= INSTRUCTION =
Gather every line from the entries below that includes "وحكى".

- - -

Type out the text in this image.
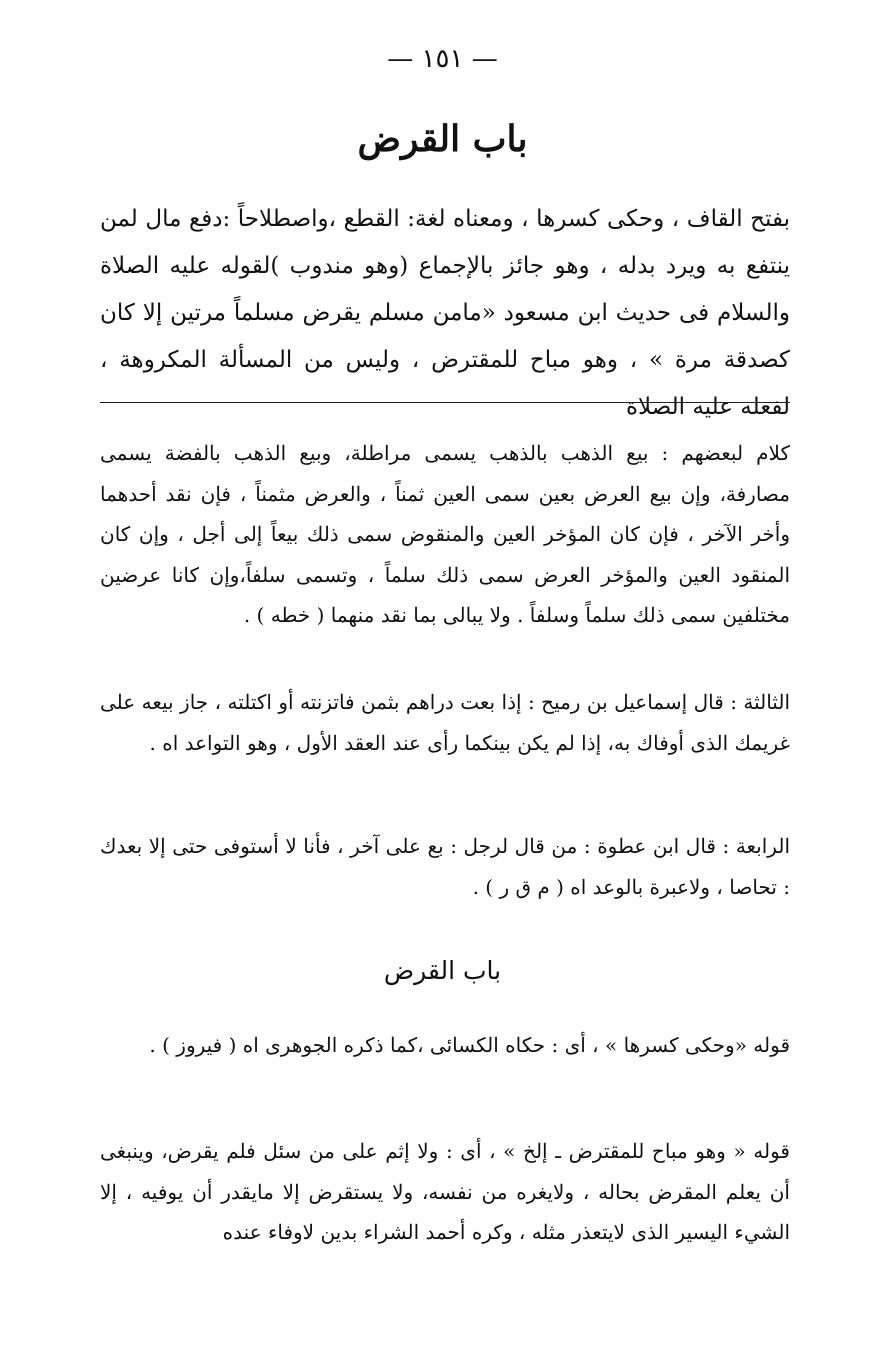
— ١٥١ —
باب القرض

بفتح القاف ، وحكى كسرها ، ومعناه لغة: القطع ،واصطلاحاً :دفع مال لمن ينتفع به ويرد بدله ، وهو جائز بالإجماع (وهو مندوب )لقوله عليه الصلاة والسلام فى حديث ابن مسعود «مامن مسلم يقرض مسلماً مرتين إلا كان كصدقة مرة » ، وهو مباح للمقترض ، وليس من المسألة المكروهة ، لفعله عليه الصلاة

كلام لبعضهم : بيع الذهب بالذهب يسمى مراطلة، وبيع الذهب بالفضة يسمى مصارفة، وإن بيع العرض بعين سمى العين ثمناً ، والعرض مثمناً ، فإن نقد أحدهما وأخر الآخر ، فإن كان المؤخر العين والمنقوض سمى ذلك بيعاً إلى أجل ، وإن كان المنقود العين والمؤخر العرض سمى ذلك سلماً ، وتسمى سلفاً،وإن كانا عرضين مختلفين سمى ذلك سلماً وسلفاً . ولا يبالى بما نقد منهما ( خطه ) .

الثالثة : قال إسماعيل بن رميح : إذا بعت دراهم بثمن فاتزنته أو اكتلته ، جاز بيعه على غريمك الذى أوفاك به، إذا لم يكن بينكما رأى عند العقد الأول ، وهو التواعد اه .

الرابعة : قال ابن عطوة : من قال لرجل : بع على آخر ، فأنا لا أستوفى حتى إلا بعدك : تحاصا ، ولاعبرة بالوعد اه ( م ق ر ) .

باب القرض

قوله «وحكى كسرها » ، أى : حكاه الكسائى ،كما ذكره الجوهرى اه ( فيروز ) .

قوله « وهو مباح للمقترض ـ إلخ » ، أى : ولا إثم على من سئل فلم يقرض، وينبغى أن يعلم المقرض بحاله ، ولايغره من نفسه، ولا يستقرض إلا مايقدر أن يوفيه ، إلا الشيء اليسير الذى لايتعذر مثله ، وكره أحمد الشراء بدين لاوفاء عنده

- - -

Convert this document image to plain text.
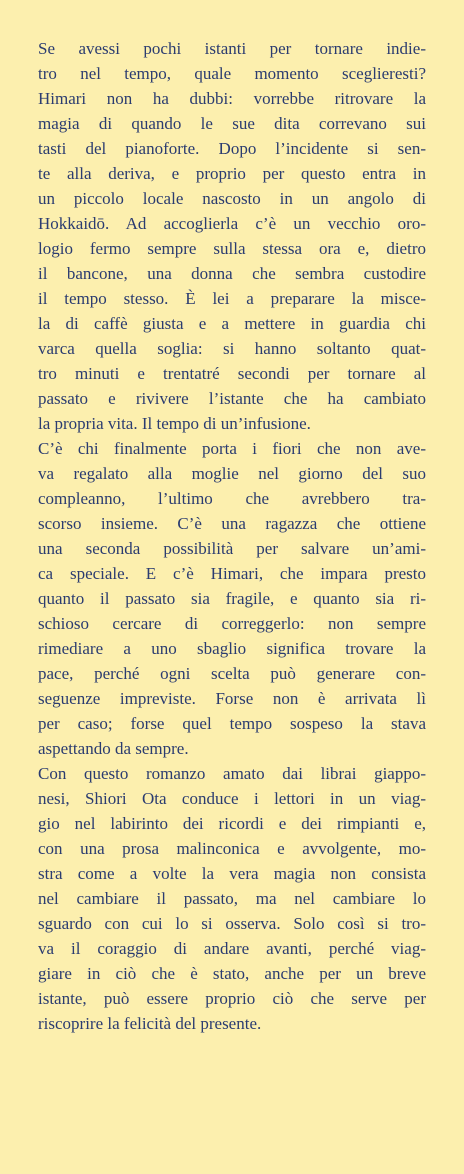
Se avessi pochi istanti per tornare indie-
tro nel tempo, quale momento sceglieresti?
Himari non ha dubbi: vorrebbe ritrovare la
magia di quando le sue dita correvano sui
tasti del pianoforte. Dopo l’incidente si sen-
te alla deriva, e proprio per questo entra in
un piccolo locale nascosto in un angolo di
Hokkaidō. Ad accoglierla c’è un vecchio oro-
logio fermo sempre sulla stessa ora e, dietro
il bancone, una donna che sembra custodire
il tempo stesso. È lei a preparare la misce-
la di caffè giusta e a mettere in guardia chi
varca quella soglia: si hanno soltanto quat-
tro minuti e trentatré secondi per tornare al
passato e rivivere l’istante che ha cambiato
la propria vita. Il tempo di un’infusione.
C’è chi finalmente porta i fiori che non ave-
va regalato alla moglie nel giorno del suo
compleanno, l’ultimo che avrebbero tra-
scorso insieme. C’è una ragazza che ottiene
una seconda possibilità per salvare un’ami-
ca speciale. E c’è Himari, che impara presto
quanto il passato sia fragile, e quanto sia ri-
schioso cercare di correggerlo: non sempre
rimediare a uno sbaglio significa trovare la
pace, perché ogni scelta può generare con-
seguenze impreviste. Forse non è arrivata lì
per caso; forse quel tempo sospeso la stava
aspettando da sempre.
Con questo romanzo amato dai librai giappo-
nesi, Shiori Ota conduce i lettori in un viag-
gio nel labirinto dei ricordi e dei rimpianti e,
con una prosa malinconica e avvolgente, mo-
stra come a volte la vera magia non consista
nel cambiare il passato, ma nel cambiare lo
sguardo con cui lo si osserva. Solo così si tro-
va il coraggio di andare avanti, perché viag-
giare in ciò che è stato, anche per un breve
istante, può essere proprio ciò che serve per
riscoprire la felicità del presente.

- - -

= WRITTEN RESPONSE =
بفتح القاف ، وحكى كسرها ، ومعناه لغة: القطع ،واصطلاحاً :دفع مال لمن ينتفع به ويرد بدله ، وهو جائز بالإجماع (وهو مندوب )لقوله عليه الصلاة والسلام فى حديث ابن مسعود «مامن مسلم يقرض مسلماً مرتين إلا كان كصدقة مرة » ، وهو مباح للمقترض ، وليس من المسألة المكروهة ، لفعله عليه الصلاة
قوله «وحكى كسرها » ، أى : حكاه الكسائى ،كما ذكره الجوهرى اه ( فيروز ) .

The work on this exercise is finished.